▸ EXERCISE: Some lines in the listing below may include the string "that". How many are there? Give only the number.

▸ MATERIAL FOR THE TASK:
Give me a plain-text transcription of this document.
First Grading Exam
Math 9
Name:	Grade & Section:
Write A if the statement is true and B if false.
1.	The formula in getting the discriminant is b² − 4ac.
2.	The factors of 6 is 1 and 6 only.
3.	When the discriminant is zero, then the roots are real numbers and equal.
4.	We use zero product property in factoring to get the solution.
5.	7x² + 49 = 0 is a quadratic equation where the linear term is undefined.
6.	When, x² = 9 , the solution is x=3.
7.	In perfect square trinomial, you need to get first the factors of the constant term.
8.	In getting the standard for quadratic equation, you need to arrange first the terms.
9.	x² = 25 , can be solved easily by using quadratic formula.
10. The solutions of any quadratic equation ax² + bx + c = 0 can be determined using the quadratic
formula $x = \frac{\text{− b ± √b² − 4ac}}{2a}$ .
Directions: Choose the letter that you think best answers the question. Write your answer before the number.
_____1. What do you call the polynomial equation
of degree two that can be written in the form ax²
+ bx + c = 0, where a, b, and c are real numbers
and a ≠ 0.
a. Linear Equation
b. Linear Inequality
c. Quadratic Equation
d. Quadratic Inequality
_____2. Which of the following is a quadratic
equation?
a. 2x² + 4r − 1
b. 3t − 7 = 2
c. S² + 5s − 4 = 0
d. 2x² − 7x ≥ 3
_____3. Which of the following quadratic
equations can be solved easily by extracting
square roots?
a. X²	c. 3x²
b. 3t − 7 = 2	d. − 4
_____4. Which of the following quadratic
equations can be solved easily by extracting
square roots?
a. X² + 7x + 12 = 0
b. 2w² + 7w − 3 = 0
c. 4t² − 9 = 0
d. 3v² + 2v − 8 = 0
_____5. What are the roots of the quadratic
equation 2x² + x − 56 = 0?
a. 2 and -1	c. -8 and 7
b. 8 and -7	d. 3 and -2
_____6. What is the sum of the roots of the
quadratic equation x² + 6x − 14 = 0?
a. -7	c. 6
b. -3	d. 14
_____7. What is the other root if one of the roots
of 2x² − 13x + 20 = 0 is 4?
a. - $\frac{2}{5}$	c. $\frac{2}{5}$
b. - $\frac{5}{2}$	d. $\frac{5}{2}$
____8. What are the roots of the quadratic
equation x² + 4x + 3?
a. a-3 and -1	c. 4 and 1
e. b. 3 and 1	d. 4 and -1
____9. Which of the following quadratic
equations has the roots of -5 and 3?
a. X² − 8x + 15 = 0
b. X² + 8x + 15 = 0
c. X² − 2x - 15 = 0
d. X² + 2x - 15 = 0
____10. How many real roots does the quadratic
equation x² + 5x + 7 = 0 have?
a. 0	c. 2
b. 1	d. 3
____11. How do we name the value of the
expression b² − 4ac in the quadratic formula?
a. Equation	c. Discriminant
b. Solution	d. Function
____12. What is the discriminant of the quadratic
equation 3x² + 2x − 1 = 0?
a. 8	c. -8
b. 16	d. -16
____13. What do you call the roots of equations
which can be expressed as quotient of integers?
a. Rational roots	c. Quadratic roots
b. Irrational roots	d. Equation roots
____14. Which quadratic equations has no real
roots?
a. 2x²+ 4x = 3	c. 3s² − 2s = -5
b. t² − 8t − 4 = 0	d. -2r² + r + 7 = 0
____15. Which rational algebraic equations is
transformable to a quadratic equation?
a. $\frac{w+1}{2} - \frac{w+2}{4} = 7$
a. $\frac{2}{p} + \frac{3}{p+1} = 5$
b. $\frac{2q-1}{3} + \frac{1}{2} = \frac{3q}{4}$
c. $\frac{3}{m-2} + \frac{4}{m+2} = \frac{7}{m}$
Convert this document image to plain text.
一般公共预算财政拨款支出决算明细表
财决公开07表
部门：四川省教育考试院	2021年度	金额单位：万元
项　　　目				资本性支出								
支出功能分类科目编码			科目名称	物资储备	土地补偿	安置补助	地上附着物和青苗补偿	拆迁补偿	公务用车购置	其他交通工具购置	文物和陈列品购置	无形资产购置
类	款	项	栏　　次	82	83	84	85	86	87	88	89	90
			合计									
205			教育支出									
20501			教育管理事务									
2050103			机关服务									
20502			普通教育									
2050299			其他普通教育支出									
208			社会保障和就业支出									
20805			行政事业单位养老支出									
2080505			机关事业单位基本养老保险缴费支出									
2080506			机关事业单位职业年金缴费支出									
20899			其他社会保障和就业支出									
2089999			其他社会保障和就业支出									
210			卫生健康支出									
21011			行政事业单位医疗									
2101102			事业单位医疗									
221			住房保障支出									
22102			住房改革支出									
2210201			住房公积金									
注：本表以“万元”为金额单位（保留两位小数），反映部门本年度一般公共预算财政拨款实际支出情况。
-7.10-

==

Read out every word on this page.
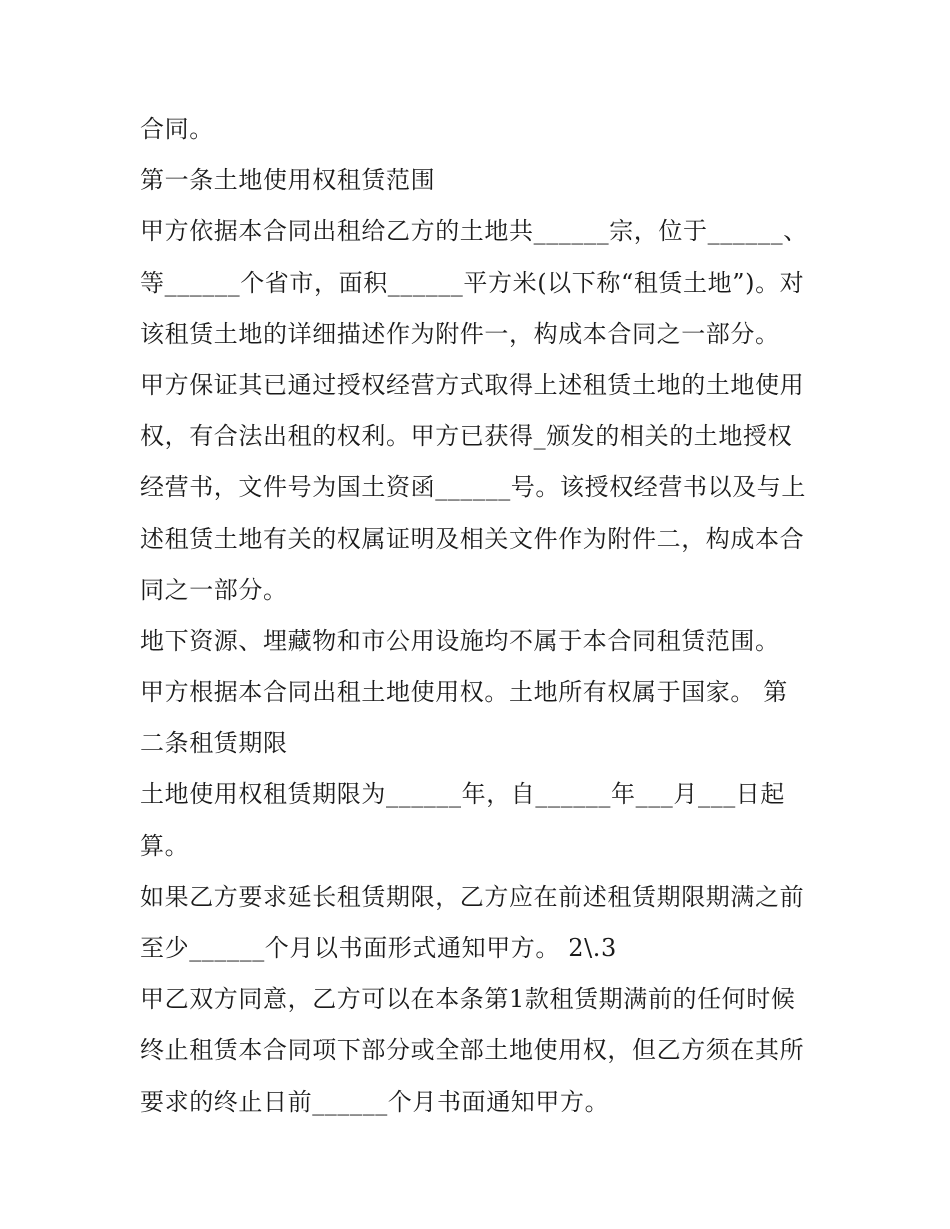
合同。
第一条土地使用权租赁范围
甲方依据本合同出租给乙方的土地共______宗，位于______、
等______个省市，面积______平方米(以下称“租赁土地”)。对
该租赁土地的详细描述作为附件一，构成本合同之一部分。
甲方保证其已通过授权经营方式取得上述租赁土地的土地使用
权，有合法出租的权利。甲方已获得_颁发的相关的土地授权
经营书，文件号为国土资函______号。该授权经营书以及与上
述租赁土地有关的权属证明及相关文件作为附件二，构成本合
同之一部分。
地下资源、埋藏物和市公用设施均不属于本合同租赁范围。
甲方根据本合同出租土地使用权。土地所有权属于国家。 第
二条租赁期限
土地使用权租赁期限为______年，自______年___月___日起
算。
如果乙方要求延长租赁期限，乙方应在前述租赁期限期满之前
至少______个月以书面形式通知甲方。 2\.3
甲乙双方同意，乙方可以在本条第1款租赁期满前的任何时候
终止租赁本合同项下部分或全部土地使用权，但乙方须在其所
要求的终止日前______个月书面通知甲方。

* * *

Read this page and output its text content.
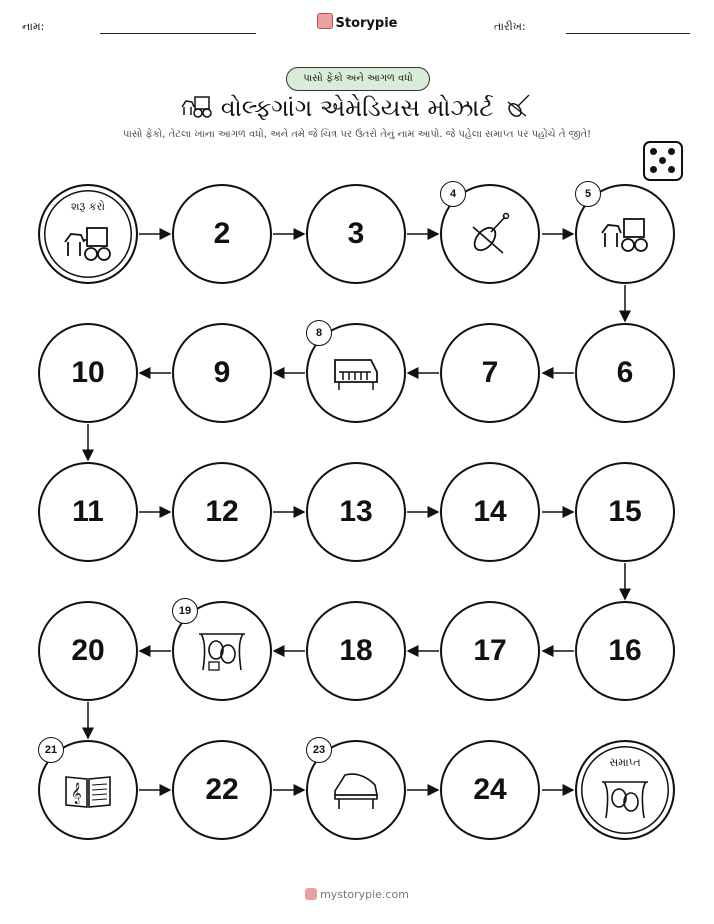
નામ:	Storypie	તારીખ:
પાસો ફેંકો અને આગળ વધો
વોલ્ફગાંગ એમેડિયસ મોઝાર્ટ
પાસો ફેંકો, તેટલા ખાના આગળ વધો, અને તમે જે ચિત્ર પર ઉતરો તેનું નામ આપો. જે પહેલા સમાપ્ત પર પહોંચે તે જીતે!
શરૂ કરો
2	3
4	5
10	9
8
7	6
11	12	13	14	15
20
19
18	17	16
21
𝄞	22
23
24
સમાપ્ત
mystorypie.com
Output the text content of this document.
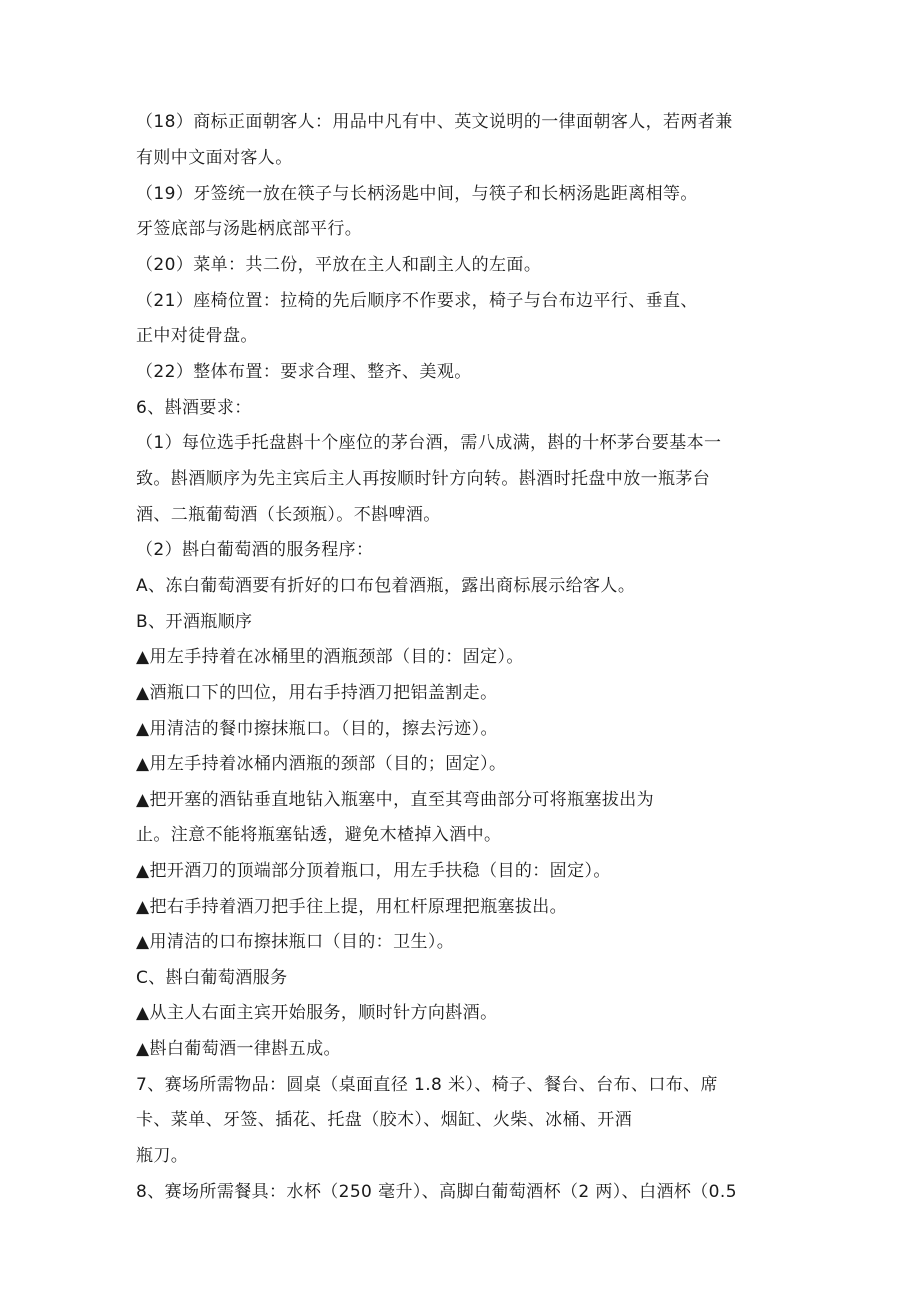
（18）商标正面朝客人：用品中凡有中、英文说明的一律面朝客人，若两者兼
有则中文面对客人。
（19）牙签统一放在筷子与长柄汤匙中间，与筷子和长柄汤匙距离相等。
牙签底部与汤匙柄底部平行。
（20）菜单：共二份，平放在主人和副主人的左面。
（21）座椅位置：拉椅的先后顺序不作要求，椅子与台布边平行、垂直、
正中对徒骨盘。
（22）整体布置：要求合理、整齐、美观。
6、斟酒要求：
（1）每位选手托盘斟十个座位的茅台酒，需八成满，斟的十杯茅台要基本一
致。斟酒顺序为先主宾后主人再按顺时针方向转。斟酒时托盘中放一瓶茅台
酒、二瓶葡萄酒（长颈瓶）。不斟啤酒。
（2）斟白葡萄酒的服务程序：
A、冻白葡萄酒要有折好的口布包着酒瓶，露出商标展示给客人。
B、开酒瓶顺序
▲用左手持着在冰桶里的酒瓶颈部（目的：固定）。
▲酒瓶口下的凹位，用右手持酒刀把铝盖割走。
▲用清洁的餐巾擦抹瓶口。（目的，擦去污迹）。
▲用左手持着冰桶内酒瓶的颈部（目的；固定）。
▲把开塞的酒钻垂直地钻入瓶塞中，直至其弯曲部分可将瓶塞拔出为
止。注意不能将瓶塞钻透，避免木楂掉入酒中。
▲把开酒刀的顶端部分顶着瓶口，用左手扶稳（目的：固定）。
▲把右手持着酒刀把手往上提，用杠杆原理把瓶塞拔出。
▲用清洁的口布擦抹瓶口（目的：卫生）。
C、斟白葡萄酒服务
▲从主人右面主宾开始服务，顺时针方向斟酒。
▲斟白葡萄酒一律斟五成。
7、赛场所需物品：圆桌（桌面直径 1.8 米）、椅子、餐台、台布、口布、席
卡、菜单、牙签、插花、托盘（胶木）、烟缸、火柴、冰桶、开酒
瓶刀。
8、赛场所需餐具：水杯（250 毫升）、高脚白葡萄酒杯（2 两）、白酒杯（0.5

▸ RESPONSE TO THE EXERCISE: 2